• Exercise objective: Output all of the entries exactly as written.

• Dataset excerpts:

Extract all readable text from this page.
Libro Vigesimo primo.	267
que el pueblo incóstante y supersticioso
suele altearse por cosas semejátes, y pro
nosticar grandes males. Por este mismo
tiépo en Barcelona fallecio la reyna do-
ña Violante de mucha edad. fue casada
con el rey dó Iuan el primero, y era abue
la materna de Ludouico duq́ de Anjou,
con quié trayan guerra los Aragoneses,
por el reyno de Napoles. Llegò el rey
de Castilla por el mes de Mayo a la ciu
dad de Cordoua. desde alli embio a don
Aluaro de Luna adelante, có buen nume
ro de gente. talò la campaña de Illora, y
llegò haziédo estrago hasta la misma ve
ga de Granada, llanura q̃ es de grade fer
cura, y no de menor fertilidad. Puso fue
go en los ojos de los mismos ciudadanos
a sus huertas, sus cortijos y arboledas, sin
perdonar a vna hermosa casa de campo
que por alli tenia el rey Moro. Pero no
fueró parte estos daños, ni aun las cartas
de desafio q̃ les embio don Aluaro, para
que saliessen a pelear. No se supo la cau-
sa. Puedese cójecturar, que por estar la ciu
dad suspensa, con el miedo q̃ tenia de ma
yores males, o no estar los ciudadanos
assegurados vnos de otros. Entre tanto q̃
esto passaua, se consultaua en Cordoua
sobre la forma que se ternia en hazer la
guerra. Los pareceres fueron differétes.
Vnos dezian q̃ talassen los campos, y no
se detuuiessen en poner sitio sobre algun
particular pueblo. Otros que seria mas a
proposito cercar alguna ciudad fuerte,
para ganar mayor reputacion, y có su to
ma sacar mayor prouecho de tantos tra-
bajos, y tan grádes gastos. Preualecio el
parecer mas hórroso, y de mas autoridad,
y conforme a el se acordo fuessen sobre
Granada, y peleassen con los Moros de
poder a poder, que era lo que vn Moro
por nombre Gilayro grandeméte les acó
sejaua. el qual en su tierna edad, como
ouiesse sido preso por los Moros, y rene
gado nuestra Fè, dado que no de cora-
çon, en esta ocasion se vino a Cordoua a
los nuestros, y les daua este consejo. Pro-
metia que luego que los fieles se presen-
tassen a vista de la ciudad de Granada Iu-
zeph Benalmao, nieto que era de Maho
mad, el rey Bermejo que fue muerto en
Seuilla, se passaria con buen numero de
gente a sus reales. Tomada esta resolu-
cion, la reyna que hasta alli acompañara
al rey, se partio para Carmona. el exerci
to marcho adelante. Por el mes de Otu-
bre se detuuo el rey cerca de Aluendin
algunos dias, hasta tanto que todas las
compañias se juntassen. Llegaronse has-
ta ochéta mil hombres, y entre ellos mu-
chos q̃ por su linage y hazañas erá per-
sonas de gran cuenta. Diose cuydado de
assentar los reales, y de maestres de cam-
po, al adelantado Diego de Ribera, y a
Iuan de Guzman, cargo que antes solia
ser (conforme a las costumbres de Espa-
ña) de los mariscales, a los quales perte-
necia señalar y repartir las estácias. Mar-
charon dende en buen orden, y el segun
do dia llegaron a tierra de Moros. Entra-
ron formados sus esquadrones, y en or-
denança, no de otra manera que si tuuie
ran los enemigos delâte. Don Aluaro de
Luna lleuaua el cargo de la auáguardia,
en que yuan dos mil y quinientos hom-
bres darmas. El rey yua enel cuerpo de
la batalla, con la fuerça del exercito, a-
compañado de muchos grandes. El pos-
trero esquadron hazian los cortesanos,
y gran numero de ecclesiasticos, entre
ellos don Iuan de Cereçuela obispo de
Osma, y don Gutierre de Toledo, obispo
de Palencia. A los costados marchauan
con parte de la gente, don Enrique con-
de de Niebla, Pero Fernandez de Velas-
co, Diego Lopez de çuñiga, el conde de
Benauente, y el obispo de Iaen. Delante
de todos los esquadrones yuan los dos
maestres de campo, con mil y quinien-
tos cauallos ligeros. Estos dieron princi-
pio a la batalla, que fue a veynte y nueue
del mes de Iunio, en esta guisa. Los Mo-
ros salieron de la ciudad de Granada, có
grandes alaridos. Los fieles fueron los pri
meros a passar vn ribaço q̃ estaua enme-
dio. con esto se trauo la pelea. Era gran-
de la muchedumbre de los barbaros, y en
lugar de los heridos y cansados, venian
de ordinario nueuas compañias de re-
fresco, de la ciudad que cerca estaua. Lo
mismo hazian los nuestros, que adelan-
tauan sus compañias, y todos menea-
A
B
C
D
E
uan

• Solution:
Extract all readable text from this page.
Libro Vigesimo primo.	267
que el pueblo incóstante y supersticioso
suele altearse por cosas semejátes, y pro
nosticar grandes males. Por este mismo
tiépo en Barcelona fallecio la reyna do-
ña Violante de mucha edad. fue casada
con el rey dó Iuan el primero, y era abue
la materna de Ludouico duq́ de Anjou,
con quié trayan guerra los Aragoneses,
por el reyno de Napoles. Llegò el rey
de Castilla por el mes de Mayo a la ciu
dad de Cordoua. desde alli embio a don
Aluaro de Luna adelante, có buen nume
ro de gente. talò la campaña de Illora, y
llegò haziédo estrago hasta la misma ve
ga de Granada, llanura q̃ es de grade fer
cura, y no de menor fertilidad. Puso fue
go en los ojos de los mismos ciudadanos
a sus huertas, sus cortijos y arboledas, sin
perdonar a vna hermosa casa de campo
que por alli tenia el rey Moro. Pero no
fueró parte estos daños, ni aun las cartas
de desafio q̃ les embio don Aluaro, para
que saliessen a pelear. No se supo la cau-
sa. Puedese cójecturar, que por estar la ciu
dad suspensa, con el miedo q̃ tenia de ma
yores males, o no estar los ciudadanos
assegurados vnos de otros. Entre tanto q̃
esto passaua, se consultaua en Cordoua
sobre la forma que se ternia en hazer la
guerra. Los pareceres fueron differétes.
Vnos dezian q̃ talassen los campos, y no
se detuuiessen en poner sitio sobre algun
particular pueblo. Otros que seria mas a
proposito cercar alguna ciudad fuerte,
para ganar mayor reputacion, y có su to
ma sacar mayor prouecho de tantos tra-
bajos, y tan grádes gastos. Preualecio el
parecer mas hórroso, y de mas autoridad,
y conforme a el se acordo fuessen sobre
Granada, y peleassen con los Moros de
poder a poder, que era lo que vn Moro
por nombre Gilayro grandeméte les acó
sejaua. el qual en su tierna edad, como
ouiesse sido preso por los Moros, y rene
gado nuestra Fè, dado que no de cora-
çon, en esta ocasion se vino a Cordoua a
los nuestros, y les daua este consejo. Pro-
metia que luego que los fieles se presen-
tassen a vista de la ciudad de Granada Iu-
zeph Benalmao, nieto que era de Maho
mad, el rey Bermejo que fue muerto en
Seuilla, se passaria con buen numero de
gente a sus reales. Tomada esta resolu-
cion, la reyna que hasta alli acompañara
al rey, se partio para Carmona. el exerci
to marcho adelante. Por el mes de Otu-
bre se detuuo el rey cerca de Aluendin
algunos dias, hasta tanto que todas las
compañias se juntassen. Llegaronse has-
ta ochéta mil hombres, y entre ellos mu-
chos q̃ por su linage y hazañas erá per-
sonas de gran cuenta. Diose cuydado de
assentar los reales, y de maestres de cam-
po, al adelantado Diego de Ribera, y a
Iuan de Guzman, cargo que antes solia
ser (conforme a las costumbres de Espa-
ña) de los mariscales, a los quales perte-
necia señalar y repartir las estácias. Mar-
charon dende en buen orden, y el segun
do dia llegaron a tierra de Moros. Entra-
ron formados sus esquadrones, y en or-
denança, no de otra manera que si tuuie
ran los enemigos delâte. Don Aluaro de
Luna lleuaua el cargo de la auáguardia,
en que yuan dos mil y quinientos hom-
bres darmas. El rey yua enel cuerpo de
la batalla, con la fuerça del exercito, a-
compañado de muchos grandes. El pos-
trero esquadron hazian los cortesanos,
y gran numero de ecclesiasticos, entre
ellos don Iuan de Cereçuela obispo de
Osma, y don Gutierre de Toledo, obispo
de Palencia. A los costados marchauan
con parte de la gente, don Enrique con-
de de Niebla, Pero Fernandez de Velas-
co, Diego Lopez de çuñiga, el conde de
Benauente, y el obispo de Iaen. Delante
de todos los esquadrones yuan los dos
maestres de campo, con mil y quinien-
tos cauallos ligeros. Estos dieron princi-
pio a la batalla, que fue a veynte y nueue
del mes de Iunio, en esta guisa. Los Mo-
ros salieron de la ciudad de Granada, có
grandes alaridos. Los fieles fueron los pri
meros a passar vn ribaço q̃ estaua enme-
dio. con esto se trauo la pelea. Era gran-
de la muchedumbre de los barbaros, y en
lugar de los heridos y cansados, venian
de ordinario nueuas compañias de re-
fresco, de la ciudad que cerca estaua. Lo
mismo hazian los nuestros, que adelan-
tauan sus compañias, y todos menea-
A
B
C
D
E
uan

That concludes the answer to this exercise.